▶ **Given task**: The records below must be written out exactly, with every picture left behind.

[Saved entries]
####################

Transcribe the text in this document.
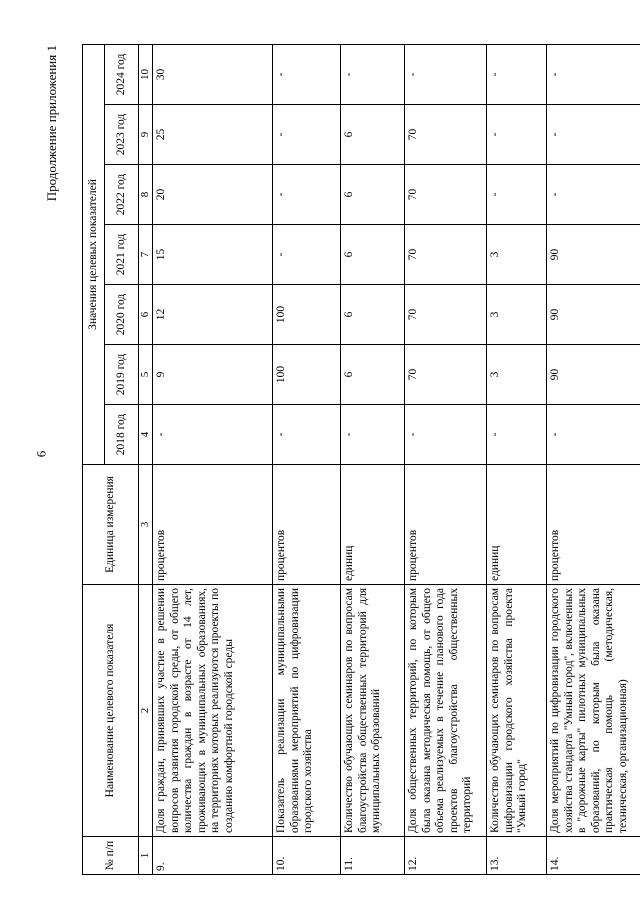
6
Продолжение приложения 1
№ п/п	Наименование целевого показателя	Единица измерения	Значения целевых показателей						
			2018 год	2019 год	2020 год	2021 год	2022 год	2023 год	2024 год
1	2	3	4	5	6	7	8	9	10
9.	Доля граждан, принявших участие в решении вопросов развития городской среды, от общего количества граждан в возрасте от 14 лет, проживающих в муниципальных образованиях, на территориях которых реализуются проекты по созданию комфортной городской среды	процентов	-	9	12	15	20	25	30
10.	Показатель реализации муниципальными образованиями мероприятий по цифровизации городского хозяйства	процентов	-	100	100	-	-	-	-
11.	Количество обучающих семинаров по вопросам благоустройства общественных территорий для муниципальных образований	единиц	-	6	6	6	6	6	-
12.	Доля общественных территорий, по которым была оказана методическая помощь, от общего объема реализуемых в течение планового года проектов благоустройства общественных территорий	процентов	-	70	70	70	70	70	-
13.	Количество обучающих семинаров по вопросам цифровизации городского хозяйства проекта "Умный город"	единиц	-	3	3	3	-	-	-
14.	Доля мероприятий по цифровизации городского хозяйства стандарта "Умный город", включенных в "дорожные карты" пилотных муниципальных образований, по которым была оказана практическая помощь (методическая, техническая, организационная)	процентов	-	90	90	90	-	-	-
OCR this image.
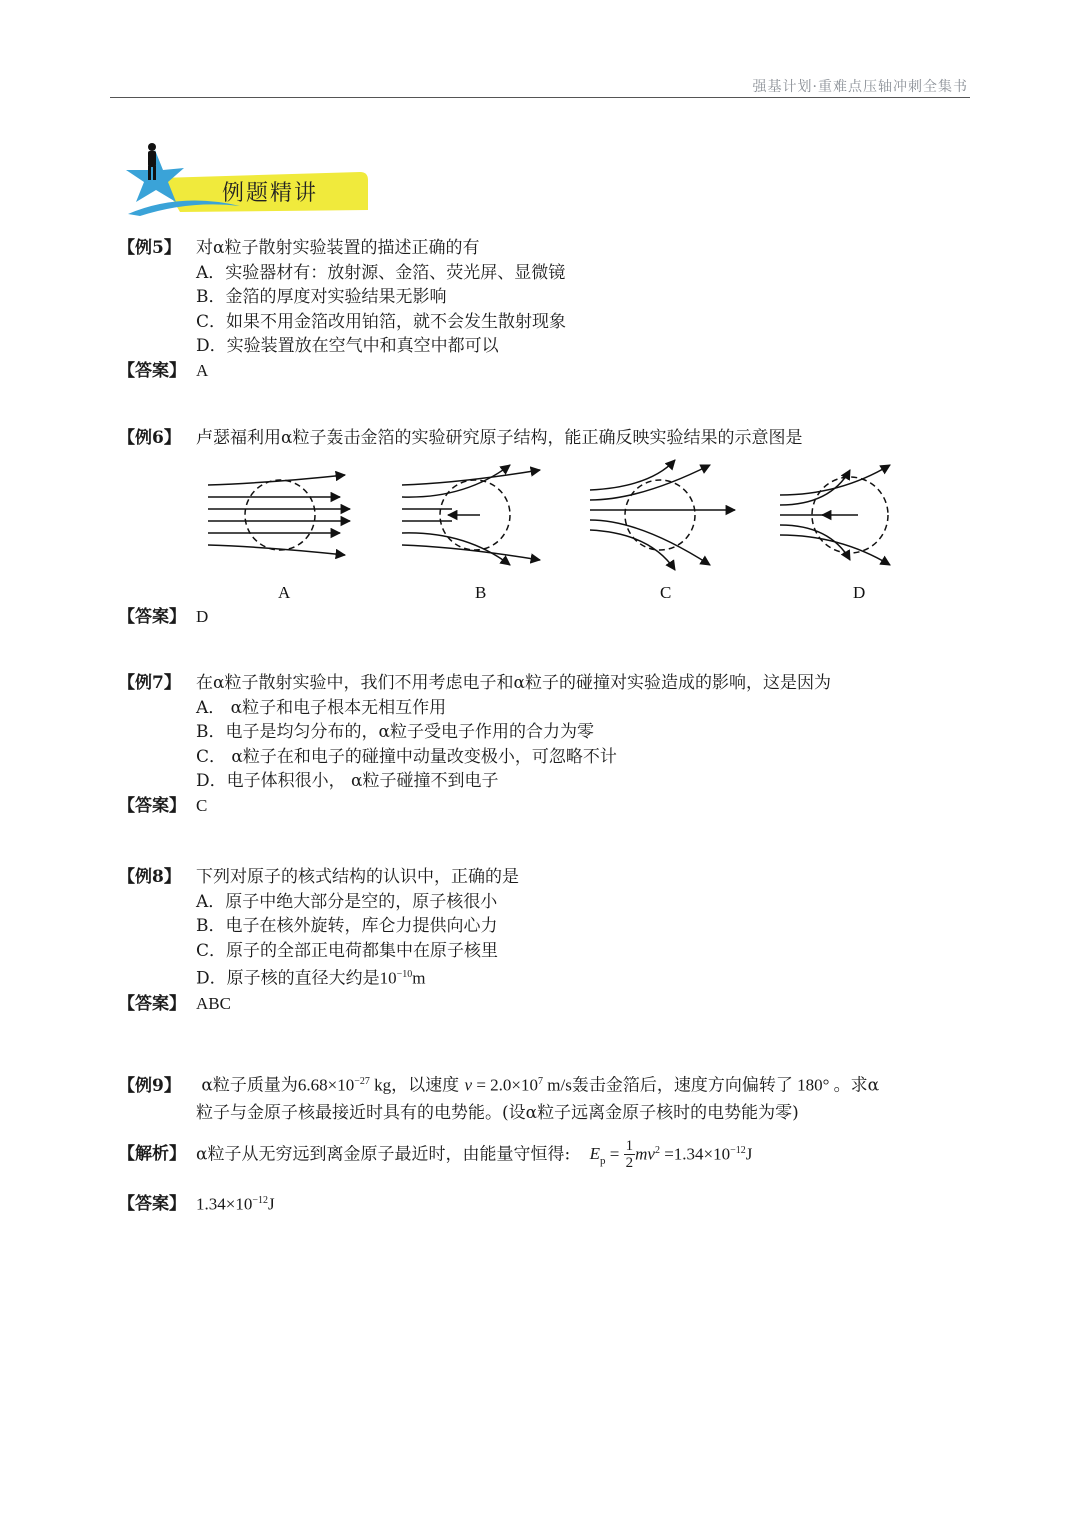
强基计划·重难点压轴冲刺全集书
例题精讲
【例5】 对α粒子散射实验装置的描述正确的有
A．实验器材有：放射源、金箔、荧光屏、显微镜
B．金箔的厚度对实验结果无影响
C．如果不用金箔改用铂箔，就不会发生散射现象
D．实验装置放在空气中和真空中都可以
【答案】 A
【例6】 卢瑟福利用α粒子轰击金箔的实验研究原子结构，能正确反映实验结果的示意图是
A	B	C	D
【答案】 D
【例7】 在α粒子散射实验中，我们不用考虑电子和α粒子的碰撞对实验造成的影响，这是因为
A． α粒子和电子根本无相互作用
B．电子是均匀分布的，α粒子受电子作用的合力为零
C． α粒子在和电子的碰撞中动量改变极小，可忽略不计
D．电子体积很小， α粒子碰撞不到电子
【答案】 C
【例8】 下列对原子的核式结构的认识中，正确的是
A．原子中绝大部分是空的，原子核很小
B．电子在核外旋转，库仑力提供向心力
C．原子的全部正电荷都集中在原子核里
D．原子核的直径大约是$10^{-10}m$
【答案】 ABC
【例9】 α粒子质量为$6.68\times 10^{-27}$ kg，以速度 $v = 2.0\times 10^7$ m/s轰击金箔后，速度方向偏转了 180° 。求α
粒子与金原子核最接近时具有的电势能。(设α粒子远离金原子核时的电势能为零)
【解析】 α粒子从无穷远到离金原子最近时，由能量守恒得: $E_p = \frac{1}{2} mv^2 =1.34\times 10^{-12}J$
【答案】 $1.34\times 10^{-12}J$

####################

▶ **Final result**:
Transcribe the text in this document.
6
Продолжение приложения 1
№ п/п	Наименование целевого показателя	Единица измерения	Значения целевых показателей						
			2018 год	2019 год	2020 год	2021 год	2022 год	2023 год	2024 год
1	2	3	4	5	6	7	8	9	10
9.	Доля граждан, принявших участие в решении вопросов развития городской среды, от общего количества граждан в возрасте от 14 лет, проживающих в муниципальных образованиях, на территориях которых реализуются проекты по созданию комфортной городской среды	процентов	-	9	12	15	20	25	30
10.	Показатель реализации муниципальными образованиями мероприятий по цифровизации городского хозяйства	процентов	-	100	100	-	-	-	-
11.	Количество обучающих семинаров по вопросам благоустройства общественных территорий для муниципальных образований	единиц	-	6	6	6	6	6	-
12.	Доля общественных территорий, по которым была оказана методическая помощь, от общего объема реализуемых в течение планового года проектов благоустройства общественных территорий	процентов	-	70	70	70	70	70	-
13.	Количество обучающих семинаров по вопросам цифровизации городского хозяйства проекта "Умный город"	единиц	-	3	3	3	-	-	-
14.	Доля мероприятий по цифровизации городского хозяйства стандарта "Умный город", включенных в "дорожные карты" пилотных муниципальных образований, по которым была оказана практическая помощь (методическая, техническая, организационная)	процентов	-	90	90	90	-	-	-
OCR this image.
强基计划·重难点压轴冲刺全集书
例题精讲
【例5】 对α粒子散射实验装置的描述正确的有
A．实验器材有：放射源、金箔、荧光屏、显微镜
B．金箔的厚度对实验结果无影响
C．如果不用金箔改用铂箔，就不会发生散射现象
D．实验装置放在空气中和真空中都可以
【答案】 A
【例6】 卢瑟福利用α粒子轰击金箔的实验研究原子结构，能正确反映实验结果的示意图是
A	B	C	D
【答案】 D
【例7】 在α粒子散射实验中，我们不用考虑电子和α粒子的碰撞对实验造成的影响，这是因为
A． α粒子和电子根本无相互作用
B．电子是均匀分布的，α粒子受电子作用的合力为零
C． α粒子在和电子的碰撞中动量改变极小，可忽略不计
D．电子体积很小， α粒子碰撞不到电子
【答案】 C
【例8】 下列对原子的核式结构的认识中，正确的是
A．原子中绝大部分是空的，原子核很小
B．电子在核外旋转，库仑力提供向心力
C．原子的全部正电荷都集中在原子核里
D．原子核的直径大约是$10^{-10}m$
【答案】 ABC
【例9】 α粒子质量为$6.68\times 10^{-27}$ kg，以速度 $v = 2.0\times 10^7$ m/s轰击金箔后，速度方向偏转了 180° 。求α
粒子与金原子核最接近时具有的电势能。(设α粒子远离金原子核时的电势能为零)
【解析】 α粒子从无穷远到离金原子最近时，由能量守恒得: $E_p = \frac{1}{2} mv^2 =1.34\times 10^{-12}J$
【答案】 $1.34\times 10^{-12}J$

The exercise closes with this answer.